(begin)

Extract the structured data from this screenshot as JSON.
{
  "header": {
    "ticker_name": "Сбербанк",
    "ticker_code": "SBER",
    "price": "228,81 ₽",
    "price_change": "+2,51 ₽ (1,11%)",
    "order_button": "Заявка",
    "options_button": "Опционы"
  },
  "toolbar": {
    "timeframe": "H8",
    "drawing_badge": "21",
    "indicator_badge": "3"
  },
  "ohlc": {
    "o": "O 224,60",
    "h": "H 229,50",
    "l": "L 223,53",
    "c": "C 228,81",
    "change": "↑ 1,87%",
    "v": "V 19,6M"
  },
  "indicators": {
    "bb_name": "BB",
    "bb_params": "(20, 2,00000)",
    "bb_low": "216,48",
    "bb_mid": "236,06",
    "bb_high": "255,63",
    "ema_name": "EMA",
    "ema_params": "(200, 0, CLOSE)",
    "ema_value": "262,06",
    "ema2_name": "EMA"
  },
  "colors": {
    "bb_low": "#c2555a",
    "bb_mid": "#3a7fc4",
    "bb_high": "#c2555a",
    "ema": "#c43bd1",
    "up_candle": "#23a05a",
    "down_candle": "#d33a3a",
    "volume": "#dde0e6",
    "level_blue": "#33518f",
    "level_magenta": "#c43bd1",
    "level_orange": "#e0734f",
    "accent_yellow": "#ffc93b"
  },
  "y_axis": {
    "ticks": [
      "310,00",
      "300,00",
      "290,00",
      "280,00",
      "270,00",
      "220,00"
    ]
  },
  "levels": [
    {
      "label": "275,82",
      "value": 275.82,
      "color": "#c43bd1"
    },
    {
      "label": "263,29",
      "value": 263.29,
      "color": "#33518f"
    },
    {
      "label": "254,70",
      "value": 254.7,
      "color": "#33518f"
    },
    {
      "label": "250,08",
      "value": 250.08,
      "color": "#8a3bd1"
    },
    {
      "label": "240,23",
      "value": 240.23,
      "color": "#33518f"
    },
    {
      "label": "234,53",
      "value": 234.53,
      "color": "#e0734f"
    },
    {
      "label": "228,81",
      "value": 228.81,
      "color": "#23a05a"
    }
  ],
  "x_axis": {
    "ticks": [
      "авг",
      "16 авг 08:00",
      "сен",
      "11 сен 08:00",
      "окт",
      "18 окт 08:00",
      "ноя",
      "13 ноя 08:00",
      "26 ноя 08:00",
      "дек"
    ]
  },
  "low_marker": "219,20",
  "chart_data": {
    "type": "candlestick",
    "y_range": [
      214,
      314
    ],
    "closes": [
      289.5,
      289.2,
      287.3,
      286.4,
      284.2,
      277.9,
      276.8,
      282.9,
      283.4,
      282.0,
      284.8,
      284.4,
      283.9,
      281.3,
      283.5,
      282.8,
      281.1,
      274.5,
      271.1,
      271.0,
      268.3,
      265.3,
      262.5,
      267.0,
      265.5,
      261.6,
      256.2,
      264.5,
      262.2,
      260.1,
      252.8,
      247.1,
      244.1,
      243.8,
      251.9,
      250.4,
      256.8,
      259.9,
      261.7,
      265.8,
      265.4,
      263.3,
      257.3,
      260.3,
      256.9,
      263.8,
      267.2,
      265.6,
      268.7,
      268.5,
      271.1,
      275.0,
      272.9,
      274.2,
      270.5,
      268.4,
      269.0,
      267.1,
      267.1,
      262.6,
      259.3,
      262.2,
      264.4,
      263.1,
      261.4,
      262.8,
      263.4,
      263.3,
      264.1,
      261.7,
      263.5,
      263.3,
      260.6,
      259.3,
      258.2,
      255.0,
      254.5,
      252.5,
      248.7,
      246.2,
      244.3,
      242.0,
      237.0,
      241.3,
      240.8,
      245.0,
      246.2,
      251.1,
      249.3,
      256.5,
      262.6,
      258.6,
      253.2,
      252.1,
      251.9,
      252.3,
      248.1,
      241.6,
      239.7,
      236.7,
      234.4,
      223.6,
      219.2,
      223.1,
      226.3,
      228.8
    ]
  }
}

(end)

## [Short exercise]
Copy every line that contains the string "label".

## [The result]
      "label": "275,82",
      "label": "263,29",
      "label": "254,70",
      "label": "250,08",
      "label": "240,23",
      "label": "234,53",
      "label": "228,81",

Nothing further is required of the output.